## Objective
Count every line that includes the string "name" in the entries that follow. Nothing besides the number is needed.

## Records supplied

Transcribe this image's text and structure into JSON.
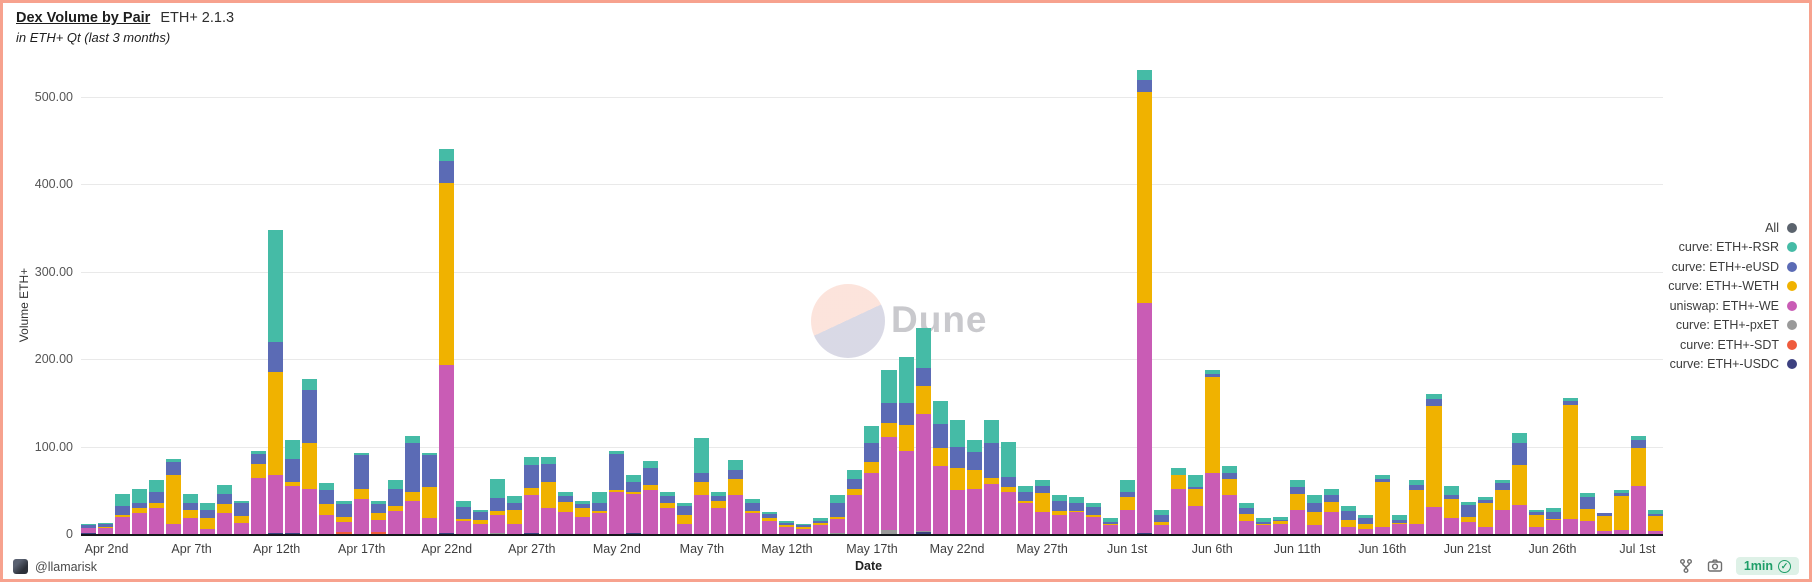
{
  "header": {
    "title": "Dex Volume by Pair",
    "version": "ETH+ 2.1.3",
    "subtitle": "in ETH+ Qt (last 3 months)"
  },
  "watermark": {
    "text": "Dune"
  },
  "footer": {
    "author_handle": "@llamarisk",
    "refresh_badge": "1min",
    "check_glyph": "✓"
  },
  "legend": {
    "items": [
      {
        "label": "All",
        "color": "#5b636d"
      },
      {
        "label": "curve: ETH+-RSR",
        "color": "#45bba6"
      },
      {
        "label": "curve: ETH+-eUSD",
        "color": "#5b6bb5"
      },
      {
        "label": "curve: ETH+-WETH",
        "color": "#f0b200"
      },
      {
        "label": "uniswap: ETH+-WE",
        "color": "#c95cb5"
      },
      {
        "label": "curve: ETH+-pxET",
        "color": "#9a9a9a"
      },
      {
        "label": "curve: ETH+-SDT",
        "color": "#ef5b3d"
      },
      {
        "label": "curve: ETH+-USDC",
        "color": "#3d4180"
      }
    ]
  },
  "chart_data": {
    "type": "bar",
    "stacked": true,
    "title": "Dex Volume by Pair ETH+ 2.1.3",
    "subtitle": "in ETH+ Qt (last 3 months)",
    "xlabel": "Date",
    "ylabel": "Volume ETH+",
    "ylim": [
      0,
      550
    ],
    "grid": true,
    "legend_position": "right",
    "yticks": [
      {
        "value": 0,
        "label": "0"
      },
      {
        "value": 100,
        "label": "100.00"
      },
      {
        "value": 200,
        "label": "200.00"
      },
      {
        "value": 300,
        "label": "300.00"
      },
      {
        "value": 400,
        "label": "400.00"
      },
      {
        "value": 500,
        "label": "500.00"
      }
    ],
    "x_ticks": [
      {
        "index": 1,
        "label": "Apr 2nd"
      },
      {
        "index": 6,
        "label": "Apr 7th"
      },
      {
        "index": 11,
        "label": "Apr 12th"
      },
      {
        "index": 16,
        "label": "Apr 17th"
      },
      {
        "index": 21,
        "label": "Apr 22nd"
      },
      {
        "index": 26,
        "label": "Apr 27th"
      },
      {
        "index": 31,
        "label": "May 2nd"
      },
      {
        "index": 36,
        "label": "May 7th"
      },
      {
        "index": 41,
        "label": "May 12th"
      },
      {
        "index": 46,
        "label": "May 17th"
      },
      {
        "index": 51,
        "label": "May 22nd"
      },
      {
        "index": 56,
        "label": "May 27th"
      },
      {
        "index": 61,
        "label": "Jun 1st"
      },
      {
        "index": 66,
        "label": "Jun 6th"
      },
      {
        "index": 71,
        "label": "Jun 11th"
      },
      {
        "index": 76,
        "label": "Jun 16th"
      },
      {
        "index": 81,
        "label": "Jun 21st"
      },
      {
        "index": 86,
        "label": "Jun 26th"
      },
      {
        "index": 91,
        "label": "Jul 1st"
      }
    ],
    "dates": [
      "Apr 1",
      "Apr 2",
      "Apr 3",
      "Apr 4",
      "Apr 5",
      "Apr 6",
      "Apr 7",
      "Apr 8",
      "Apr 9",
      "Apr 10",
      "Apr 11",
      "Apr 12",
      "Apr 13",
      "Apr 14",
      "Apr 15",
      "Apr 16",
      "Apr 17",
      "Apr 18",
      "Apr 19",
      "Apr 20",
      "Apr 21",
      "Apr 22",
      "Apr 23",
      "Apr 24",
      "Apr 25",
      "Apr 26",
      "Apr 27",
      "Apr 28",
      "Apr 29",
      "Apr 30",
      "May 1",
      "May 2",
      "May 3",
      "May 4",
      "May 5",
      "May 6",
      "May 7",
      "May 8",
      "May 9",
      "May 10",
      "May 11",
      "May 12",
      "May 13",
      "May 14",
      "May 15",
      "May 16",
      "May 17",
      "May 18",
      "May 19",
      "May 20",
      "May 21",
      "May 22",
      "May 23",
      "May 24",
      "May 25",
      "May 26",
      "May 27",
      "May 28",
      "May 29",
      "May 30",
      "May 31",
      "Jun 1",
      "Jun 2",
      "Jun 3",
      "Jun 4",
      "Jun 5",
      "Jun 6",
      "Jun 7",
      "Jun 8",
      "Jun 9",
      "Jun 10",
      "Jun 11",
      "Jun 12",
      "Jun 13",
      "Jun 14",
      "Jun 15",
      "Jun 16",
      "Jun 17",
      "Jun 18",
      "Jun 19",
      "Jun 20",
      "Jun 21",
      "Jun 22",
      "Jun 23",
      "Jun 24",
      "Jun 25",
      "Jun 26",
      "Jun 27",
      "Jun 28",
      "Jun 29",
      "Jun 30",
      "Jul 1",
      "Jul 2"
    ],
    "series": [
      {
        "name": "curve: ETH+-USDC",
        "color": "#3d4180",
        "values": [
          1,
          0,
          0,
          0,
          0,
          0,
          0,
          0,
          0,
          0,
          0,
          1,
          1,
          0,
          0,
          0,
          0,
          0,
          0,
          0,
          0,
          1,
          0,
          0,
          0,
          0,
          1,
          0,
          0,
          0,
          0,
          0,
          1,
          0,
          0,
          0,
          0,
          0,
          0,
          0,
          0,
          0,
          0,
          0,
          0,
          0,
          0,
          0,
          0,
          2,
          0,
          0,
          0,
          0,
          0,
          0,
          0,
          0,
          0,
          0,
          0,
          0,
          1,
          0,
          0,
          0,
          0,
          0,
          0,
          0,
          0,
          0,
          0,
          0,
          0,
          0,
          0,
          0,
          0,
          0,
          0,
          0,
          0,
          0,
          0,
          0,
          0,
          0,
          0,
          0,
          0,
          0,
          0
        ]
      },
      {
        "name": "curve: ETH+-SDT",
        "color": "#ef5b3d",
        "values": [
          0,
          0,
          0,
          0,
          0,
          0,
          0,
          0,
          0,
          0,
          0,
          0,
          0,
          0,
          0,
          2,
          0,
          2,
          0,
          0,
          0,
          0,
          0,
          0,
          0,
          0,
          0,
          0,
          0,
          0,
          0,
          0,
          0,
          0,
          0,
          0,
          0,
          0,
          0,
          0,
          0,
          0,
          0,
          0,
          0,
          0,
          0,
          0,
          0,
          0,
          0,
          0,
          0,
          0,
          0,
          0,
          0,
          0,
          0,
          0,
          0,
          0,
          0,
          0,
          0,
          0,
          0,
          0,
          0,
          0,
          0,
          0,
          0,
          0,
          0,
          0,
          0,
          0,
          0,
          0,
          0,
          0,
          0,
          0,
          0,
          0,
          0,
          0,
          0,
          0,
          0,
          0,
          0
        ]
      },
      {
        "name": "curve: ETH+-pxETH",
        "color": "#9a9a9a",
        "values": [
          0,
          0,
          0,
          0,
          0,
          0,
          0,
          0,
          0,
          0,
          0,
          0,
          0,
          0,
          0,
          0,
          0,
          0,
          0,
          0,
          0,
          0,
          0,
          0,
          1,
          0,
          0,
          0,
          0,
          0,
          0,
          0,
          0,
          0,
          0,
          0,
          0,
          0,
          0,
          0,
          0,
          0,
          0,
          0,
          1,
          0,
          0,
          5,
          0,
          1,
          0,
          0,
          0,
          0,
          0,
          0,
          0,
          0,
          0,
          0,
          0,
          0,
          0,
          0,
          0,
          0,
          0,
          0,
          0,
          0,
          0,
          0,
          0,
          0,
          0,
          0,
          0,
          0,
          0,
          0,
          0,
          0,
          0,
          0,
          0,
          0,
          0,
          0,
          0,
          0,
          0,
          0,
          0
        ]
      },
      {
        "name": "uniswap: ETH+-WETH",
        "color": "#c95cb5",
        "values": [
          6,
          7,
          20,
          24,
          30,
          12,
          18,
          6,
          24,
          13,
          64,
          67,
          54,
          52,
          22,
          12,
          40,
          14,
          26,
          38,
          18,
          192,
          15,
          12,
          21,
          12,
          44,
          30,
          25,
          20,
          24,
          48,
          45,
          50,
          30,
          12,
          45,
          30,
          45,
          24,
          15,
          8,
          6,
          10,
          16,
          45,
          70,
          106,
          95,
          134,
          78,
          50,
          52,
          57,
          48,
          35,
          25,
          22,
          25,
          20,
          10,
          28,
          263,
          10,
          52,
          32,
          70,
          45,
          15,
          10,
          12,
          28,
          10,
          25,
          8,
          6,
          8,
          12,
          12,
          31,
          18,
          14,
          8,
          28,
          33,
          8,
          16,
          17,
          15,
          3,
          5,
          55,
          3
        ]
      },
      {
        "name": "curve: ETH+-WETH",
        "color": "#f0b200",
        "values": [
          0,
          1,
          2,
          6,
          6,
          56,
          10,
          12,
          10,
          8,
          16,
          117,
          5,
          52,
          12,
          6,
          12,
          8,
          6,
          10,
          36,
          208,
          2,
          4,
          4,
          16,
          8,
          30,
          12,
          10,
          2,
          2,
          2,
          6,
          6,
          10,
          15,
          8,
          18,
          2,
          3,
          2,
          2,
          3,
          3,
          6,
          12,
          16,
          30,
          32,
          20,
          25,
          21,
          7,
          6,
          3,
          22,
          4,
          1,
          2,
          1,
          14,
          241,
          4,
          15,
          20,
          110,
          18,
          8,
          2,
          3,
          18,
          15,
          12,
          8,
          6,
          52,
          1,
          38,
          115,
          22,
          5,
          28,
          22,
          46,
          14,
          1,
          130,
          14,
          18,
          38,
          43,
          18
        ]
      },
      {
        "name": "curve: ETH+-eUSD",
        "color": "#5b6bb5",
        "values": [
          3,
          3,
          10,
          6,
          12,
          14,
          8,
          10,
          12,
          15,
          12,
          35,
          26,
          61,
          16,
          14,
          38,
          10,
          20,
          56,
          36,
          25,
          14,
          9,
          15,
          8,
          26,
          20,
          6,
          4,
          10,
          42,
          12,
          20,
          8,
          10,
          10,
          6,
          10,
          9,
          5,
          3,
          2,
          2,
          16,
          12,
          22,
          23,
          25,
          21,
          28,
          25,
          21,
          40,
          11,
          10,
          8,
          12,
          10,
          9,
          3,
          6,
          14,
          8,
          0,
          2,
          3,
          7,
          7,
          2,
          1,
          8,
          10,
          8,
          10,
          6,
          3,
          3,
          6,
          8,
          5,
          14,
          3,
          8,
          25,
          3,
          8,
          5,
          13,
          3,
          4,
          10,
          2
        ]
      },
      {
        "name": "curve: ETH+-RSR",
        "color": "#45bba6",
        "values": [
          2,
          2,
          14,
          16,
          14,
          4,
          10,
          8,
          10,
          2,
          3,
          127,
          22,
          12,
          8,
          4,
          3,
          4,
          10,
          8,
          3,
          14,
          7,
          3,
          22,
          7,
          9,
          8,
          5,
          4,
          12,
          3,
          8,
          8,
          4,
          3,
          40,
          4,
          12,
          5,
          2,
          2,
          2,
          3,
          9,
          10,
          19,
          38,
          52,
          45,
          26,
          30,
          13,
          26,
          40,
          7,
          7,
          7,
          6,
          4,
          4,
          14,
          11,
          6,
          8,
          14,
          5,
          8,
          5,
          4,
          4,
          8,
          10,
          7,
          6,
          4,
          5,
          6,
          6,
          6,
          10,
          4,
          3,
          4,
          11,
          3,
          5,
          3,
          5,
          0,
          3,
          4,
          4
        ]
      }
    ]
  }
}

## Solution for this exercise
7